╔══

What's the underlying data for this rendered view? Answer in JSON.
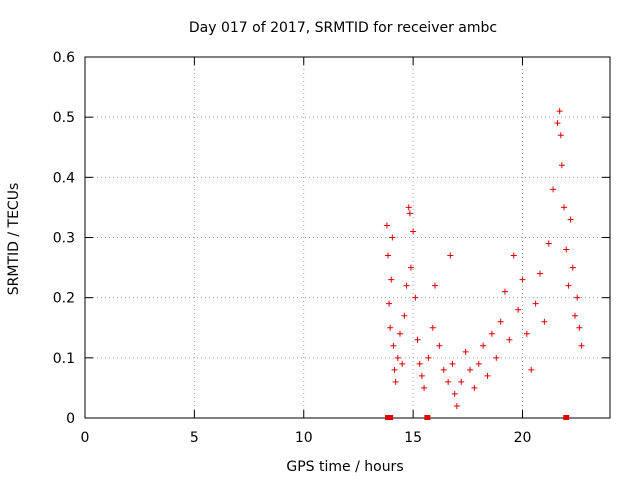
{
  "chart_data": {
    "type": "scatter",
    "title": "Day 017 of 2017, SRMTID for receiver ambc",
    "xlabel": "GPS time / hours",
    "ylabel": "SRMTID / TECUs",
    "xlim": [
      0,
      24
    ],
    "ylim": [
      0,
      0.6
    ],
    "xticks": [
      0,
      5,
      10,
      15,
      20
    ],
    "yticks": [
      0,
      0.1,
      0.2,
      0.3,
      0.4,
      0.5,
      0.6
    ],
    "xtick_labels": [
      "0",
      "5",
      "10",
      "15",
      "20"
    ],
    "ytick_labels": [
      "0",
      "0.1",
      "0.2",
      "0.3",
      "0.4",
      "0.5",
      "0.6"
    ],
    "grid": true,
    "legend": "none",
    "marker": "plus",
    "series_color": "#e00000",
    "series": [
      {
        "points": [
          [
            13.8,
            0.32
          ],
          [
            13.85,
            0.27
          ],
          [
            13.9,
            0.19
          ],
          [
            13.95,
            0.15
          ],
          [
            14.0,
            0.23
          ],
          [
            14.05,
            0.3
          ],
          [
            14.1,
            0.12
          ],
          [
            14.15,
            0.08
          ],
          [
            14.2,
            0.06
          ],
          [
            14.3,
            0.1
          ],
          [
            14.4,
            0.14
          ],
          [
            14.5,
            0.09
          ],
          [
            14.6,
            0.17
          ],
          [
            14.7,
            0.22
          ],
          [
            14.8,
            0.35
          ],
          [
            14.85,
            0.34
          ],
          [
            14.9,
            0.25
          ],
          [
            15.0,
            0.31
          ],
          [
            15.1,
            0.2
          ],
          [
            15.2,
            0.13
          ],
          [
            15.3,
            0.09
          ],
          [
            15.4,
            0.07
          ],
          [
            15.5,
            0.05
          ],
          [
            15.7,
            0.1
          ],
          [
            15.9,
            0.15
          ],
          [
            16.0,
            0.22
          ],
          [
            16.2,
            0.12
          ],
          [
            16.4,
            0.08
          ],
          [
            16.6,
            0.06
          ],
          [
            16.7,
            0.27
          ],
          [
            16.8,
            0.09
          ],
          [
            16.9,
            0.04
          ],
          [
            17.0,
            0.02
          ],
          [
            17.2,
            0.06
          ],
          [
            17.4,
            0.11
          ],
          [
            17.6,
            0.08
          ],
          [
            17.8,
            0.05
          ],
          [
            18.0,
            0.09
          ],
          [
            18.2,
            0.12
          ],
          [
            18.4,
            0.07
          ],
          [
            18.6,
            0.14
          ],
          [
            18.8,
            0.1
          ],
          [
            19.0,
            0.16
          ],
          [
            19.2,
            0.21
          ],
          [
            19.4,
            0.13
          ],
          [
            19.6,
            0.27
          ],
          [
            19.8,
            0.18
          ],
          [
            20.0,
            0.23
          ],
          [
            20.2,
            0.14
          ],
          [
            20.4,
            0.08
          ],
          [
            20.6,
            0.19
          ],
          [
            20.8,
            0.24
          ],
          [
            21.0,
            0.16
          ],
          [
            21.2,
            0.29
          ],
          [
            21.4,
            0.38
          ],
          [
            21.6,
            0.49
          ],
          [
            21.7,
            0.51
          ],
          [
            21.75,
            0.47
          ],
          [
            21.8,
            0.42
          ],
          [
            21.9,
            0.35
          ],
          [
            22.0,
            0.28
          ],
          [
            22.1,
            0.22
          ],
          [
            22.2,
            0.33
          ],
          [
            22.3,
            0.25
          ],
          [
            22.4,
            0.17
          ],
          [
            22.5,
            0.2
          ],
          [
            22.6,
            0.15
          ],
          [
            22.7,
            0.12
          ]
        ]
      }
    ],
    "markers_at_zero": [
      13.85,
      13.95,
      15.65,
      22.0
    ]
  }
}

╚══
╔══

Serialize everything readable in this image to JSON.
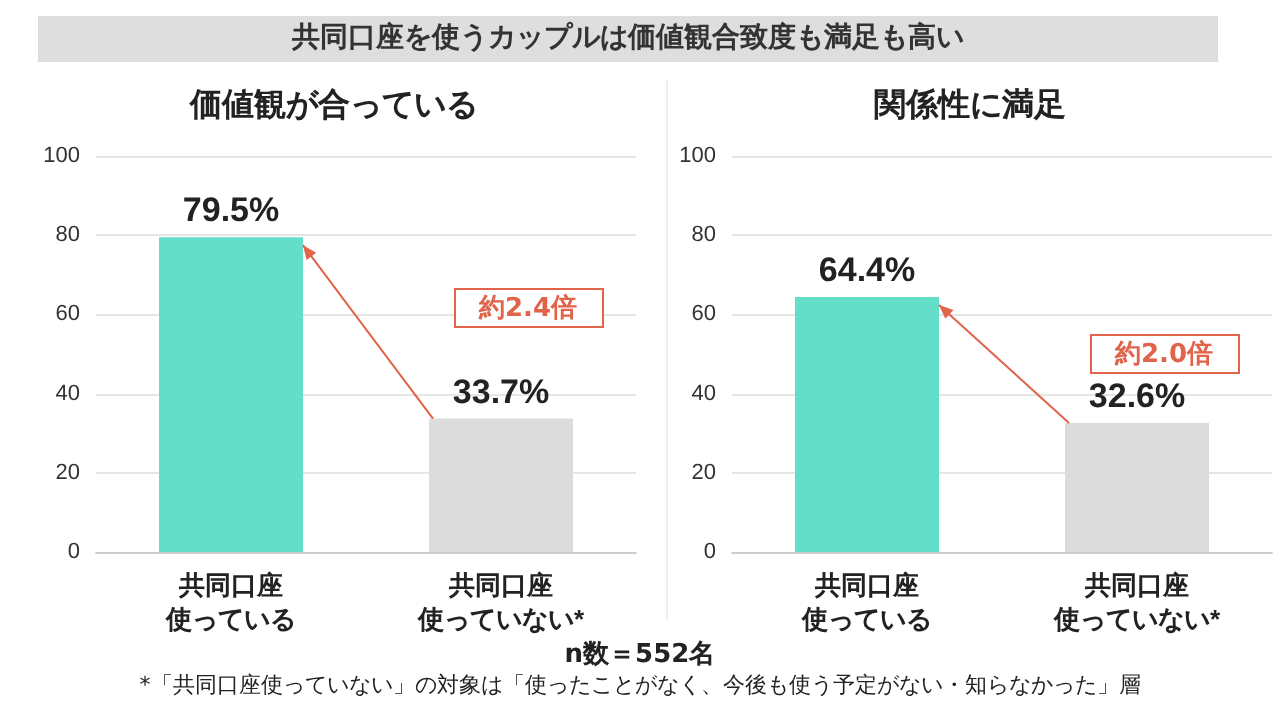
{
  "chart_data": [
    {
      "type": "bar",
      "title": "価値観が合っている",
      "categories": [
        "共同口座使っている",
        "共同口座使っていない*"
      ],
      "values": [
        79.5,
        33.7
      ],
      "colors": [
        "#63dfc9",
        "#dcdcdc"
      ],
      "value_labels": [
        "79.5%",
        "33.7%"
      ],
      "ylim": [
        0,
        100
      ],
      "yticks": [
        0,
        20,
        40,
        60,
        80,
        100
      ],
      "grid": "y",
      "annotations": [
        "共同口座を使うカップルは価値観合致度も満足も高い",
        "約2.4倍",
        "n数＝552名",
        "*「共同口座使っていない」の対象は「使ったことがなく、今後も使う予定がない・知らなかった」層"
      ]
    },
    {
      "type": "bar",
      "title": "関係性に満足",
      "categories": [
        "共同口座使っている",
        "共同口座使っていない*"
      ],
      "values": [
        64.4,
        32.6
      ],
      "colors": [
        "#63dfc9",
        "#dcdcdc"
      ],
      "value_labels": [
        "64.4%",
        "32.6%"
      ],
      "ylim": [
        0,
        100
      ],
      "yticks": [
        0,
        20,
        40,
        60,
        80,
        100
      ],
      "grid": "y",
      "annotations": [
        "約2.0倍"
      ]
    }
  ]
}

╚══

**AIM OF THE TASK**
Above are the records; copy every line in them that holds the word "title".

**ANSWER FOR THE TASK**
    "title": "Day 017 of 2017, SRMTID for receiver ambc",
      "title": "価値観が合っている",
      "title": "関係性に満足",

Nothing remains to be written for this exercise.